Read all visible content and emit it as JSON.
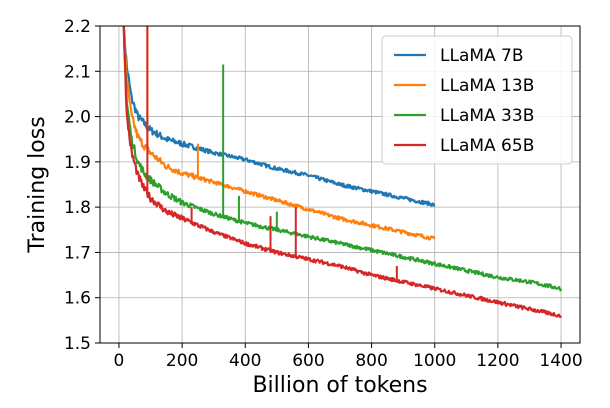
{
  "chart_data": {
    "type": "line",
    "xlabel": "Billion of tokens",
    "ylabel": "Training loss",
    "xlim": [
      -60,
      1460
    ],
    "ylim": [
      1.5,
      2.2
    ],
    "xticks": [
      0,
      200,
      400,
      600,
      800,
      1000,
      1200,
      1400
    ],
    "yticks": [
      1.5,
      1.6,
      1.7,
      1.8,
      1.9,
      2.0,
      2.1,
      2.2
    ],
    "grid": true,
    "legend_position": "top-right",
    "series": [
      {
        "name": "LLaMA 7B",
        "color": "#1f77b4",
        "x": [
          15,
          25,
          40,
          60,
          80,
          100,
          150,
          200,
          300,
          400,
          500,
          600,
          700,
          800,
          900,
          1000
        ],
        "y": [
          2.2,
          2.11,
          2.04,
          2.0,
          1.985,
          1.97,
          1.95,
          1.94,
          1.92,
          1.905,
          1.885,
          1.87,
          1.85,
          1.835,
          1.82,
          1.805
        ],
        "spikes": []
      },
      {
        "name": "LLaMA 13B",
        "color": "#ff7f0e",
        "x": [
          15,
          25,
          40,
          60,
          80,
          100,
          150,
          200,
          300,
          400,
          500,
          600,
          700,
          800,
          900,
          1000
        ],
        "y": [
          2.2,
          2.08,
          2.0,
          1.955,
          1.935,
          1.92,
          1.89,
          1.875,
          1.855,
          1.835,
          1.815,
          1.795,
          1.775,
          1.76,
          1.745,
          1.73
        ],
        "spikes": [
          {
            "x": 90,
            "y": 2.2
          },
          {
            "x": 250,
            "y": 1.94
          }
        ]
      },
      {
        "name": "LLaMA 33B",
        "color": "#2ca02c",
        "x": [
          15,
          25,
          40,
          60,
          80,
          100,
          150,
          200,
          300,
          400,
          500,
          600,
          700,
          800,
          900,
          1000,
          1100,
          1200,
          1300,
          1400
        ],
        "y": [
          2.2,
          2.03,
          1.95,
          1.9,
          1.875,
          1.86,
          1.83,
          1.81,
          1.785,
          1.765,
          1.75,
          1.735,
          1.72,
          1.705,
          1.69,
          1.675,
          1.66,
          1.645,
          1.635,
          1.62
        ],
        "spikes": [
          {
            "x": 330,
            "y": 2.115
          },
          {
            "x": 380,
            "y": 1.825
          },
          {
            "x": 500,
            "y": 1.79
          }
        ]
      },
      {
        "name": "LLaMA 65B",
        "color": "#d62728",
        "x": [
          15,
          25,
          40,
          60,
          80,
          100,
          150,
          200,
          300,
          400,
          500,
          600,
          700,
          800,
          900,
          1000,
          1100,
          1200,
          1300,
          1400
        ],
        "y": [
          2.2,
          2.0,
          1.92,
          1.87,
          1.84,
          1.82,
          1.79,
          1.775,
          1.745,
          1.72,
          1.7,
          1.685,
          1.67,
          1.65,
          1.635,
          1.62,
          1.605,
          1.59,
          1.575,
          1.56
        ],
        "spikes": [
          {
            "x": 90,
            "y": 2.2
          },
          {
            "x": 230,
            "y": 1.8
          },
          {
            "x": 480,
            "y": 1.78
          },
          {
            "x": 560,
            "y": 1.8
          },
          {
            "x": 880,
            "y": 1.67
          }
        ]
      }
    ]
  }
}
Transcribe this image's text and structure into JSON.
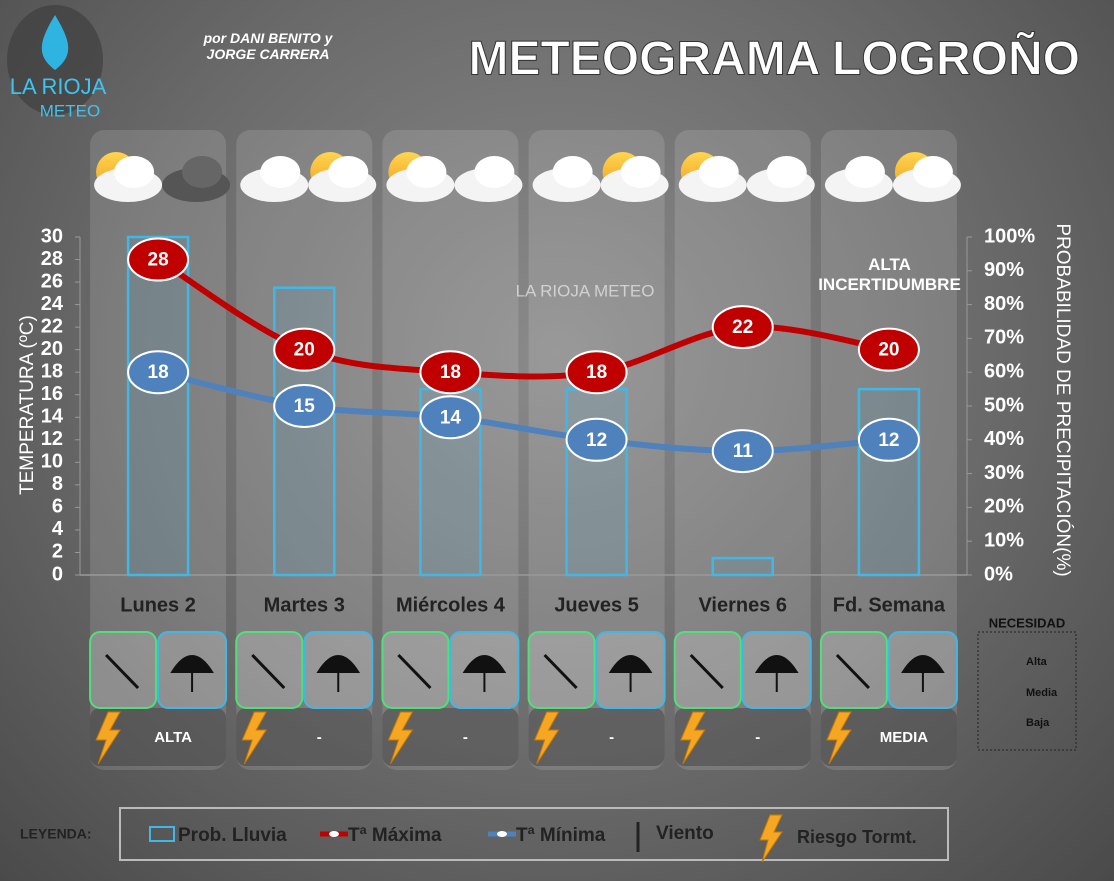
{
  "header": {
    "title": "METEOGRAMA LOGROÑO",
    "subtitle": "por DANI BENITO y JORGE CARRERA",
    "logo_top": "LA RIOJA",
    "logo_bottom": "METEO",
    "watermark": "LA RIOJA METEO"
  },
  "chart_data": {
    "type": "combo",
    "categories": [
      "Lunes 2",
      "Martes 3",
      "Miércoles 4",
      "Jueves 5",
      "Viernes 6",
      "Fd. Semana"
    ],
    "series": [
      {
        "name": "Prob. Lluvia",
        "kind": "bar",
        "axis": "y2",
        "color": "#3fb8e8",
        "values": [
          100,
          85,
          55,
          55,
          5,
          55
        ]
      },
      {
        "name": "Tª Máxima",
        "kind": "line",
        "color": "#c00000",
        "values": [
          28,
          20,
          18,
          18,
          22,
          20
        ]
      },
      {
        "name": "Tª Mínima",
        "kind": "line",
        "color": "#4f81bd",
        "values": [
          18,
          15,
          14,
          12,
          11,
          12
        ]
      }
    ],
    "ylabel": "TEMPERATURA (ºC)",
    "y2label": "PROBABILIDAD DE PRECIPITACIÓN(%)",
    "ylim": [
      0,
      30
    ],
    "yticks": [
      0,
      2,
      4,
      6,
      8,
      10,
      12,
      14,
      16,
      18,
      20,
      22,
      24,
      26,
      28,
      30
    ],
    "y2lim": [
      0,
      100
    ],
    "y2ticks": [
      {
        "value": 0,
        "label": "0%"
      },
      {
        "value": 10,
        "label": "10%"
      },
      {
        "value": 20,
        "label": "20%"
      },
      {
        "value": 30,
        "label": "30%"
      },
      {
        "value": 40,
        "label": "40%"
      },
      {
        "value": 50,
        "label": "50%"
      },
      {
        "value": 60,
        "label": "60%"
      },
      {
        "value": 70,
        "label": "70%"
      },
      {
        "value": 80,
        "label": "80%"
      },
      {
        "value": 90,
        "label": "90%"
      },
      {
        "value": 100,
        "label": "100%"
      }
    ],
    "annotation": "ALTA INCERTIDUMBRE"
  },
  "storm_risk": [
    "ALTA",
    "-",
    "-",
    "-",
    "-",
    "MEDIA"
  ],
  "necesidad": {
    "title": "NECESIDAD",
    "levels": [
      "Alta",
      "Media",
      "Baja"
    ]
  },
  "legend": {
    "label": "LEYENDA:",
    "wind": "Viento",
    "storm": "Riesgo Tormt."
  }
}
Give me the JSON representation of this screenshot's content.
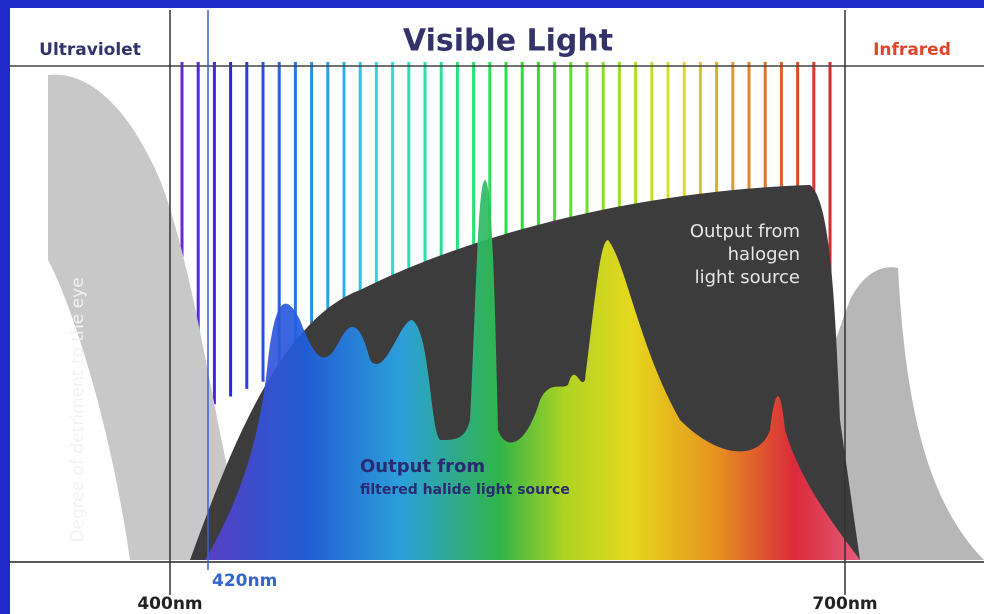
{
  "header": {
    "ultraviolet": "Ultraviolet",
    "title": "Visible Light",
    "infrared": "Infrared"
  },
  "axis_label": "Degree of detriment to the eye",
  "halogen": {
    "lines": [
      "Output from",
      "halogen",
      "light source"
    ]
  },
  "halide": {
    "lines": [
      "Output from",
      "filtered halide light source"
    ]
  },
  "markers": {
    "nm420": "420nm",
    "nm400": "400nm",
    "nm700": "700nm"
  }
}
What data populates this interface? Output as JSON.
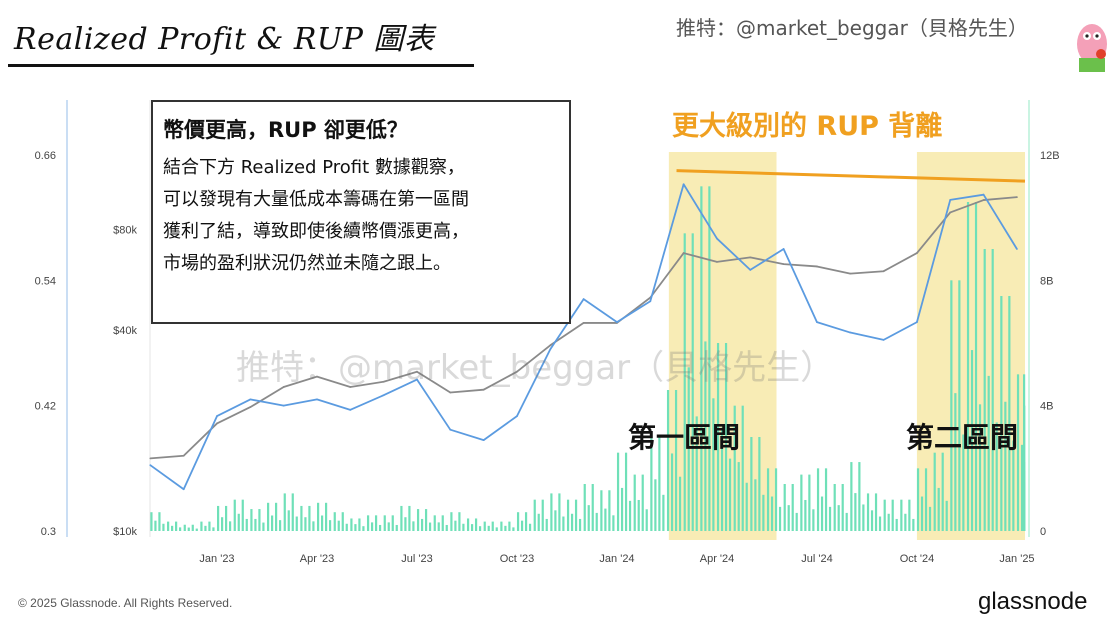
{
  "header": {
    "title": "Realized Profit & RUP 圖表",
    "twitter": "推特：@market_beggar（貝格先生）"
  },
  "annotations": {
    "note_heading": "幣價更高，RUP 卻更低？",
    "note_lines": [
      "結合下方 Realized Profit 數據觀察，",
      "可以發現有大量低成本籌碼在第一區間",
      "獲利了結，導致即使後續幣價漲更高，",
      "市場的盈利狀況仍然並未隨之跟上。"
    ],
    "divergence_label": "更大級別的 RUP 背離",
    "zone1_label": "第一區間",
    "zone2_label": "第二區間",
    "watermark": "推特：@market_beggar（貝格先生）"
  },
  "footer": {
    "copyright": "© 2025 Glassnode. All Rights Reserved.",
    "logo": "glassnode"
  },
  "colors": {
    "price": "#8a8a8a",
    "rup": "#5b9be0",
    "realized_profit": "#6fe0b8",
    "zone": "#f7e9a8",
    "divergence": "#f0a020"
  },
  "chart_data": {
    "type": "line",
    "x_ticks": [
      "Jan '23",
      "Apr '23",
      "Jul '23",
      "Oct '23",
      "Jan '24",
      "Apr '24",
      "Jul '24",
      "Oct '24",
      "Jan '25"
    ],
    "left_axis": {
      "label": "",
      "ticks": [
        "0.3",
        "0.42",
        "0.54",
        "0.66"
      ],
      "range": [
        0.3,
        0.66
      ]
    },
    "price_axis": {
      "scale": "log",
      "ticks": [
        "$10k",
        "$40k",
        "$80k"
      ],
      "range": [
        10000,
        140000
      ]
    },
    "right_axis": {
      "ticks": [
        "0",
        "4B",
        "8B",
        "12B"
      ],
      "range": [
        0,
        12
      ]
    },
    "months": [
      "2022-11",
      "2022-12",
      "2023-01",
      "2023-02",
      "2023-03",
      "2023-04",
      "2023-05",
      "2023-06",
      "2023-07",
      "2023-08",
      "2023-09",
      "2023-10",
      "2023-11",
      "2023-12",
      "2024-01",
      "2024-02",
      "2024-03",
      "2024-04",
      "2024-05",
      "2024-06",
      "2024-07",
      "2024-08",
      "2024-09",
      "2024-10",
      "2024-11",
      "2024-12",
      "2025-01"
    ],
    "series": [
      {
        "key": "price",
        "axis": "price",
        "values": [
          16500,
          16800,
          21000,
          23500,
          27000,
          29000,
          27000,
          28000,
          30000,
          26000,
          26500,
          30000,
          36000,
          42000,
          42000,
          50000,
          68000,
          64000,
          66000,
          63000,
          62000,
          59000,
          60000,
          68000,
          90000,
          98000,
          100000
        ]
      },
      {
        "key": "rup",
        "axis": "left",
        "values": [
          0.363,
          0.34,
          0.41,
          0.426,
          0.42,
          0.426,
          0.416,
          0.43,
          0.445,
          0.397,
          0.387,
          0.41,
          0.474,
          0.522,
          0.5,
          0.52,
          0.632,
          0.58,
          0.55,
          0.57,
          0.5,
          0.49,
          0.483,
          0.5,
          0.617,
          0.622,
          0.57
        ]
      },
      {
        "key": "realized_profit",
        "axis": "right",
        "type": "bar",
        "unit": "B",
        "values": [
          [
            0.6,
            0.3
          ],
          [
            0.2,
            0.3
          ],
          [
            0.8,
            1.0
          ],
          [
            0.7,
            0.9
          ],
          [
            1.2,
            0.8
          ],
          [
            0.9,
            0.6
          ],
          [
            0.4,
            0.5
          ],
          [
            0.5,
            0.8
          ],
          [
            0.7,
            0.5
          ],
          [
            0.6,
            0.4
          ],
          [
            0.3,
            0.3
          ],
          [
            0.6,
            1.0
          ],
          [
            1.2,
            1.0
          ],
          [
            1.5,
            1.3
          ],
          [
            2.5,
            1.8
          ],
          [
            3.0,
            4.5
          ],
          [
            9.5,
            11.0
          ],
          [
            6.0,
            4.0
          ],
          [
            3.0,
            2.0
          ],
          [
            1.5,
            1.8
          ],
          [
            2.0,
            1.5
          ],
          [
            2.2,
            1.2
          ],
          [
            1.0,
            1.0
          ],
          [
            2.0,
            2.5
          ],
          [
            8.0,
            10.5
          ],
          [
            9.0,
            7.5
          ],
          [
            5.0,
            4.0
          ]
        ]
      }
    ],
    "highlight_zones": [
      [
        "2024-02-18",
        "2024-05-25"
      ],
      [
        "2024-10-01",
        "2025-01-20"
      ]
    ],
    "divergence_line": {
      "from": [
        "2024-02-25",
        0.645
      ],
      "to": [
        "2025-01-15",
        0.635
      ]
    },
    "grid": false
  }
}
■ ■ ■ ■ ■
| What to do |
Copy every line that includes the string "halide" from the material above.

| Result of this task |
  "halide": {
      "filtered halide light source"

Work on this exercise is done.